Stored entries
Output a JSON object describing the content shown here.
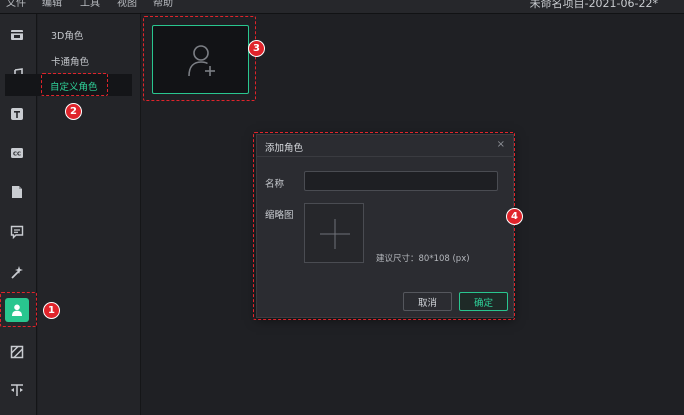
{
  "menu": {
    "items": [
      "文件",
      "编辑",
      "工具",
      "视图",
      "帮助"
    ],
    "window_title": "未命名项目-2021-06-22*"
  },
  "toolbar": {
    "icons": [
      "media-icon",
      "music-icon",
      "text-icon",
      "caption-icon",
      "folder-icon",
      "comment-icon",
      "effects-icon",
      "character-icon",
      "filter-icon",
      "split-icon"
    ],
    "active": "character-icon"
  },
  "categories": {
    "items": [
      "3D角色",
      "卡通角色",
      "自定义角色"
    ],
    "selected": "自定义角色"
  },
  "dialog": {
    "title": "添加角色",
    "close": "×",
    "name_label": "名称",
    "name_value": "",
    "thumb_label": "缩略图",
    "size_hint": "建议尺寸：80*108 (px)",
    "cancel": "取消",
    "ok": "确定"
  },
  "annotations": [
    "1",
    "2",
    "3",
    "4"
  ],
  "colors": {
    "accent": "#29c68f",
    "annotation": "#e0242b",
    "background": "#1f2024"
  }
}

*WHAT IS BEING ASKED*
Reproduce the whole listing word for word, setting aside any pictures.

*WRITTEN ANSWER*
Output a JSON object describing the content shown here.
{
  "menu": {
    "items": [
      "文件",
      "编辑",
      "工具",
      "视图",
      "帮助"
    ],
    "window_title": "未命名项目-2021-06-22*"
  },
  "toolbar": {
    "icons": [
      "media-icon",
      "music-icon",
      "text-icon",
      "caption-icon",
      "folder-icon",
      "comment-icon",
      "effects-icon",
      "character-icon",
      "filter-icon",
      "split-icon"
    ],
    "active": "character-icon"
  },
  "categories": {
    "items": [
      "3D角色",
      "卡通角色",
      "自定义角色"
    ],
    "selected": "自定义角色"
  },
  "dialog": {
    "title": "添加角色",
    "close": "×",
    "name_label": "名称",
    "name_value": "",
    "thumb_label": "缩略图",
    "size_hint": "建议尺寸：80*108 (px)",
    "cancel": "取消",
    "ok": "确定"
  },
  "annotations": [
    "1",
    "2",
    "3",
    "4"
  ],
  "colors": {
    "accent": "#29c68f",
    "annotation": "#e0242b",
    "background": "#1f2024"
  }
}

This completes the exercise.